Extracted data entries
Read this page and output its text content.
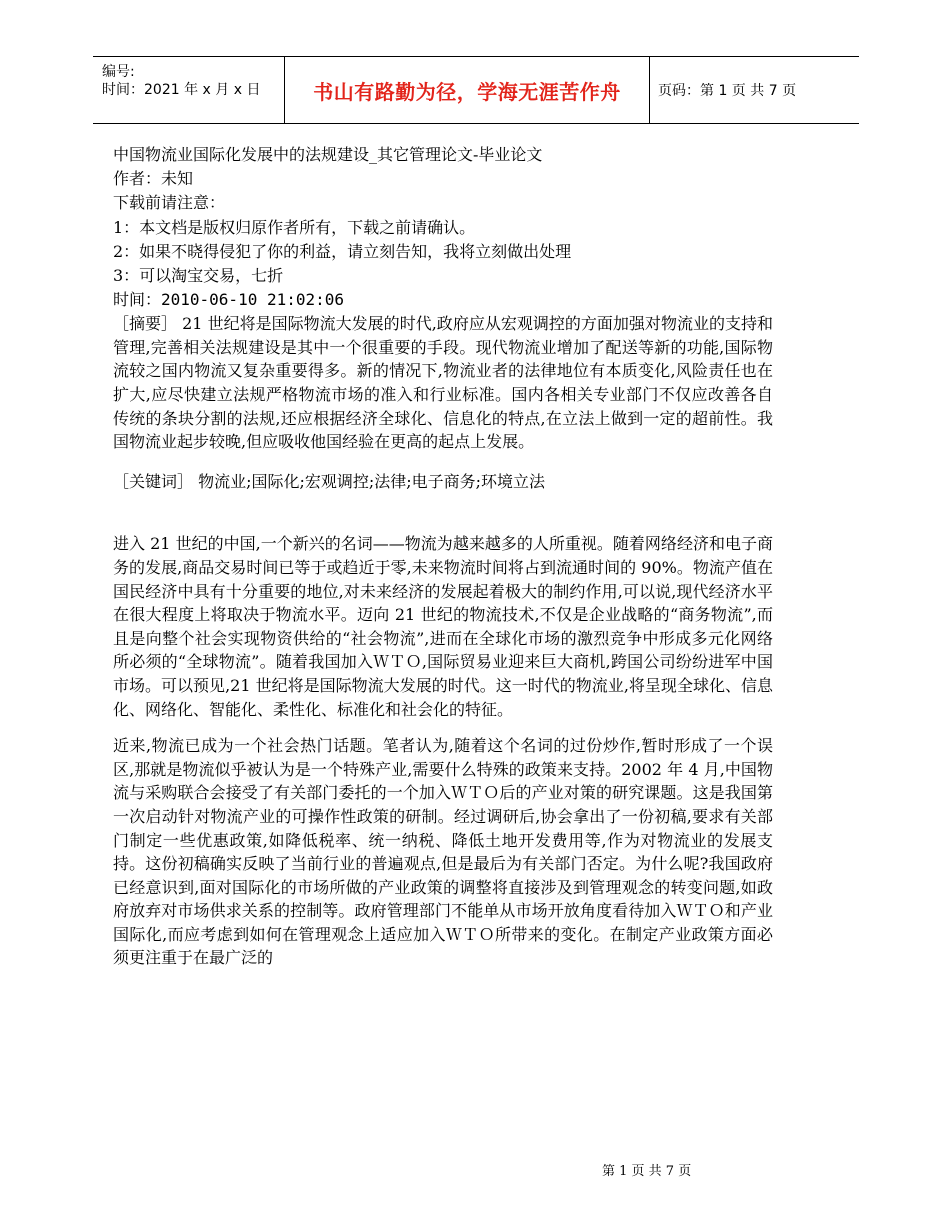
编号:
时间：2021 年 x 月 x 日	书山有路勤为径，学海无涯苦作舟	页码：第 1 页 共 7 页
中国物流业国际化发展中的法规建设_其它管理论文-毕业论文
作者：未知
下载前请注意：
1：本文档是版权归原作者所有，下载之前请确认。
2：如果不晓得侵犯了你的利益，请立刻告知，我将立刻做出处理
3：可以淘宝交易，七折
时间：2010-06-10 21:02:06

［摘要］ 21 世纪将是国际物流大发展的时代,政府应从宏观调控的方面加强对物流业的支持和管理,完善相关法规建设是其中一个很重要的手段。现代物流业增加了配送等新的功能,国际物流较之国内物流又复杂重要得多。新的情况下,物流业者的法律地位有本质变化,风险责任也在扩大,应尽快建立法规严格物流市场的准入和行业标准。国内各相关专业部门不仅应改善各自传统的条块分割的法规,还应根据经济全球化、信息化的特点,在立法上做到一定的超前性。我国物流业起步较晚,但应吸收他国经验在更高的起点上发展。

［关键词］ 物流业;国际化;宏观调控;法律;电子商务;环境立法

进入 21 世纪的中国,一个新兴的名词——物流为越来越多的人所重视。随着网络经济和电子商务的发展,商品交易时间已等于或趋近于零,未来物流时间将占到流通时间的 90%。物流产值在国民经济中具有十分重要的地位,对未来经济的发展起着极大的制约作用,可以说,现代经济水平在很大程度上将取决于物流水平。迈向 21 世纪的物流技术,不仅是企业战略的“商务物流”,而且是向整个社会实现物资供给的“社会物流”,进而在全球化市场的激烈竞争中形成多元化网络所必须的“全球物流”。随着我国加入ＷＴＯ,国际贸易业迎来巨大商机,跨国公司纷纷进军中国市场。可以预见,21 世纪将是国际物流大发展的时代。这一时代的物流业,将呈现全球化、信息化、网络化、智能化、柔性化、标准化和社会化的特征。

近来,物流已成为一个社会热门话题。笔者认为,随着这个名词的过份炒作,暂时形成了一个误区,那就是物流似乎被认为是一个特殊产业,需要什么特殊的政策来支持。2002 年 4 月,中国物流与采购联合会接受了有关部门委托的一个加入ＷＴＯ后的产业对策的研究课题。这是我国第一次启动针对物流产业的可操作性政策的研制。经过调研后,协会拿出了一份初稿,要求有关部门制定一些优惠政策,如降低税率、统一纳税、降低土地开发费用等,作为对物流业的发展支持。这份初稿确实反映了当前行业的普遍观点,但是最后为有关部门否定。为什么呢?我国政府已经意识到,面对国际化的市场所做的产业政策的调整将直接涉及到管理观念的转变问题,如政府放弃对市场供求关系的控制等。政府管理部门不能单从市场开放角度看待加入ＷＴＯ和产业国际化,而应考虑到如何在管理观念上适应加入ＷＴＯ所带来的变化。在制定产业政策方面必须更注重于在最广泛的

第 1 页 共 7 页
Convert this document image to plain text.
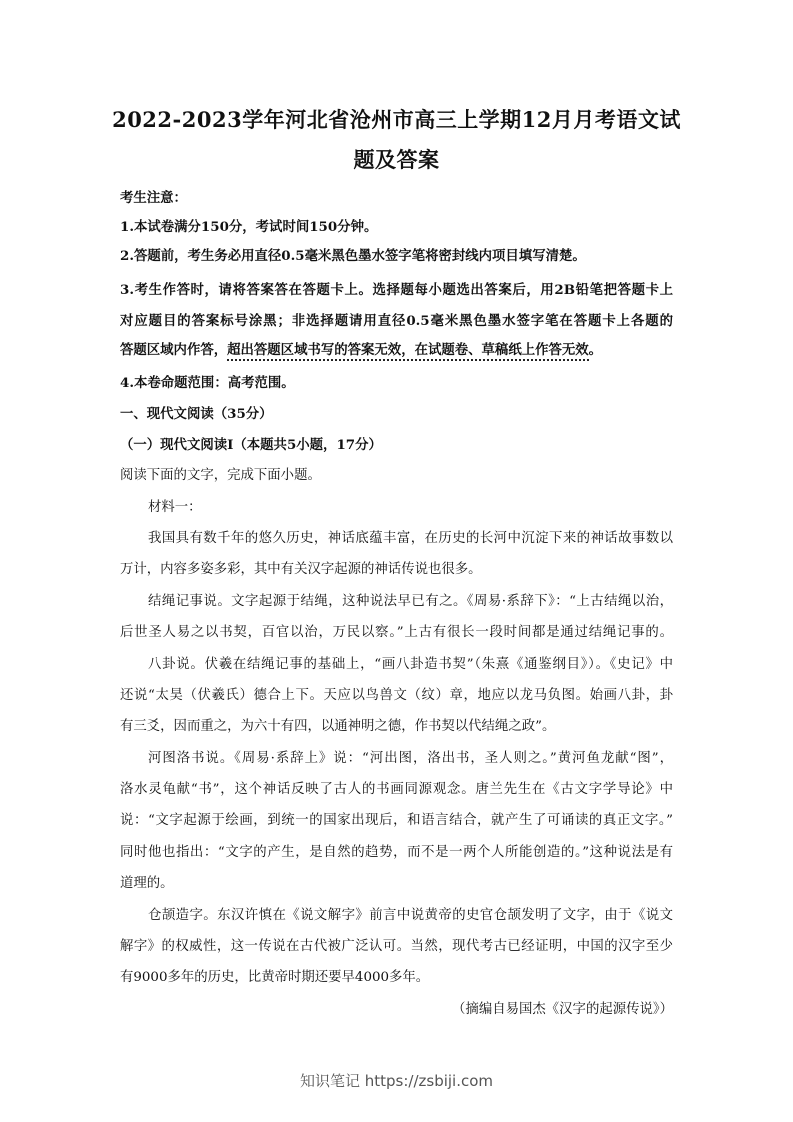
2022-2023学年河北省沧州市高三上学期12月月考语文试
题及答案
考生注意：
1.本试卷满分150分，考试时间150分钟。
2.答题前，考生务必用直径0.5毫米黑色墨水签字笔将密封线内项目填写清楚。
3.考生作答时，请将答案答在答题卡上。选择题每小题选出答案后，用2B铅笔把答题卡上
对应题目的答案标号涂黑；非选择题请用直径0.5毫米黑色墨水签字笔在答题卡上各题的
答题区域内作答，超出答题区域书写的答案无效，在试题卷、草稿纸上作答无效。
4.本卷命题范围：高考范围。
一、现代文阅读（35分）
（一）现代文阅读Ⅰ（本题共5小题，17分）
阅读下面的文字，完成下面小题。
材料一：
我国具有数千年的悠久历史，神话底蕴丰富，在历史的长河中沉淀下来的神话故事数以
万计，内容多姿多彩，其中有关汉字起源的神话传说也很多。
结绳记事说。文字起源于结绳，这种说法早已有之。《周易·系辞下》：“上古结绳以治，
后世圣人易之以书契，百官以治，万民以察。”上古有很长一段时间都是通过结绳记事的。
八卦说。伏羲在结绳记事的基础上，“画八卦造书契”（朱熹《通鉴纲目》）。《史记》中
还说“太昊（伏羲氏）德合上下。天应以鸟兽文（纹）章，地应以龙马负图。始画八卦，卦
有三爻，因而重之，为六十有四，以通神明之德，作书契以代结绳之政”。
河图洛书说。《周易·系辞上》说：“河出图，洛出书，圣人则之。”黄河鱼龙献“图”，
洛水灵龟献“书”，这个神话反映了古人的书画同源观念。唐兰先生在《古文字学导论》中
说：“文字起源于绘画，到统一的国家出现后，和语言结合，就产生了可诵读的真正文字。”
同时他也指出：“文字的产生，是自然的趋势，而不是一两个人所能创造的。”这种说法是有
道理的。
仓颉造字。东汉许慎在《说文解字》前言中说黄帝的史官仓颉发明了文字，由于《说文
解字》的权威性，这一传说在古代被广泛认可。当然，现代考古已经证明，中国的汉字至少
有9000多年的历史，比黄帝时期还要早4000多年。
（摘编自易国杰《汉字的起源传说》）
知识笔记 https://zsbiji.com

_Exercise directions_
Transcribe every line in the entries above, taking out only the images.

_Written response_
Read this page and output its text content.
编号:
时间：2021 年 x 月 x 日	书山有路勤为径，学海无涯苦作舟	页码：第 1 页 共 7 页
中国物流业国际化发展中的法规建设_其它管理论文-毕业论文
作者：未知
下载前请注意：
1：本文档是版权归原作者所有，下载之前请确认。
2：如果不晓得侵犯了你的利益，请立刻告知，我将立刻做出处理
3：可以淘宝交易，七折
时间：2010-06-10 21:02:06

［摘要］ 21 世纪将是国际物流大发展的时代,政府应从宏观调控的方面加强对物流业的支持和管理,完善相关法规建设是其中一个很重要的手段。现代物流业增加了配送等新的功能,国际物流较之国内物流又复杂重要得多。新的情况下,物流业者的法律地位有本质变化,风险责任也在扩大,应尽快建立法规严格物流市场的准入和行业标准。国内各相关专业部门不仅应改善各自传统的条块分割的法规,还应根据经济全球化、信息化的特点,在立法上做到一定的超前性。我国物流业起步较晚,但应吸收他国经验在更高的起点上发展。

［关键词］ 物流业;国际化;宏观调控;法律;电子商务;环境立法

进入 21 世纪的中国,一个新兴的名词——物流为越来越多的人所重视。随着网络经济和电子商务的发展,商品交易时间已等于或趋近于零,未来物流时间将占到流通时间的 90%。物流产值在国民经济中具有十分重要的地位,对未来经济的发展起着极大的制约作用,可以说,现代经济水平在很大程度上将取决于物流水平。迈向 21 世纪的物流技术,不仅是企业战略的“商务物流”,而且是向整个社会实现物资供给的“社会物流”,进而在全球化市场的激烈竞争中形成多元化网络所必须的“全球物流”。随着我国加入ＷＴＯ,国际贸易业迎来巨大商机,跨国公司纷纷进军中国市场。可以预见,21 世纪将是国际物流大发展的时代。这一时代的物流业,将呈现全球化、信息化、网络化、智能化、柔性化、标准化和社会化的特征。

近来,物流已成为一个社会热门话题。笔者认为,随着这个名词的过份炒作,暂时形成了一个误区,那就是物流似乎被认为是一个特殊产业,需要什么特殊的政策来支持。2002 年 4 月,中国物流与采购联合会接受了有关部门委托的一个加入ＷＴＯ后的产业对策的研究课题。这是我国第一次启动针对物流产业的可操作性政策的研制。经过调研后,协会拿出了一份初稿,要求有关部门制定一些优惠政策,如降低税率、统一纳税、降低土地开发费用等,作为对物流业的发展支持。这份初稿确实反映了当前行业的普遍观点,但是最后为有关部门否定。为什么呢?我国政府已经意识到,面对国际化的市场所做的产业政策的调整将直接涉及到管理观念的转变问题,如政府放弃对市场供求关系的控制等。政府管理部门不能单从市场开放角度看待加入ＷＴＯ和产业国际化,而应考虑到如何在管理观念上适应加入ＷＴＯ所带来的变化。在制定产业政策方面必须更注重于在最广泛的

第 1 页 共 7 页
Convert this document image to plain text.
2022-2023学年河北省沧州市高三上学期12月月考语文试
题及答案
考生注意：
1.本试卷满分150分，考试时间150分钟。
2.答题前，考生务必用直径0.5毫米黑色墨水签字笔将密封线内项目填写清楚。
3.考生作答时，请将答案答在答题卡上。选择题每小题选出答案后，用2B铅笔把答题卡上
对应题目的答案标号涂黑；非选择题请用直径0.5毫米黑色墨水签字笔在答题卡上各题的
答题区域内作答，超出答题区域书写的答案无效，在试题卷、草稿纸上作答无效。
4.本卷命题范围：高考范围。
一、现代文阅读（35分）
（一）现代文阅读Ⅰ（本题共5小题，17分）
阅读下面的文字，完成下面小题。
材料一：
我国具有数千年的悠久历史，神话底蕴丰富，在历史的长河中沉淀下来的神话故事数以
万计，内容多姿多彩，其中有关汉字起源的神话传说也很多。
结绳记事说。文字起源于结绳，这种说法早已有之。《周易·系辞下》：“上古结绳以治，
后世圣人易之以书契，百官以治，万民以察。”上古有很长一段时间都是通过结绳记事的。
八卦说。伏羲在结绳记事的基础上，“画八卦造书契”（朱熹《通鉴纲目》）。《史记》中
还说“太昊（伏羲氏）德合上下。天应以鸟兽文（纹）章，地应以龙马负图。始画八卦，卦
有三爻，因而重之，为六十有四，以通神明之德，作书契以代结绳之政”。
河图洛书说。《周易·系辞上》说：“河出图，洛出书，圣人则之。”黄河鱼龙献“图”，
洛水灵龟献“书”，这个神话反映了古人的书画同源观念。唐兰先生在《古文字学导论》中
说：“文字起源于绘画，到统一的国家出现后，和语言结合，就产生了可诵读的真正文字。”
同时他也指出：“文字的产生，是自然的趋势，而不是一两个人所能创造的。”这种说法是有
道理的。
仓颉造字。东汉许慎在《说文解字》前言中说黄帝的史官仓颉发明了文字，由于《说文
解字》的权威性，这一传说在古代被广泛认可。当然，现代考古已经证明，中国的汉字至少
有9000多年的历史，比黄帝时期还要早4000多年。
（摘编自易国杰《汉字的起源传说》）
知识笔记 https://zsbiji.com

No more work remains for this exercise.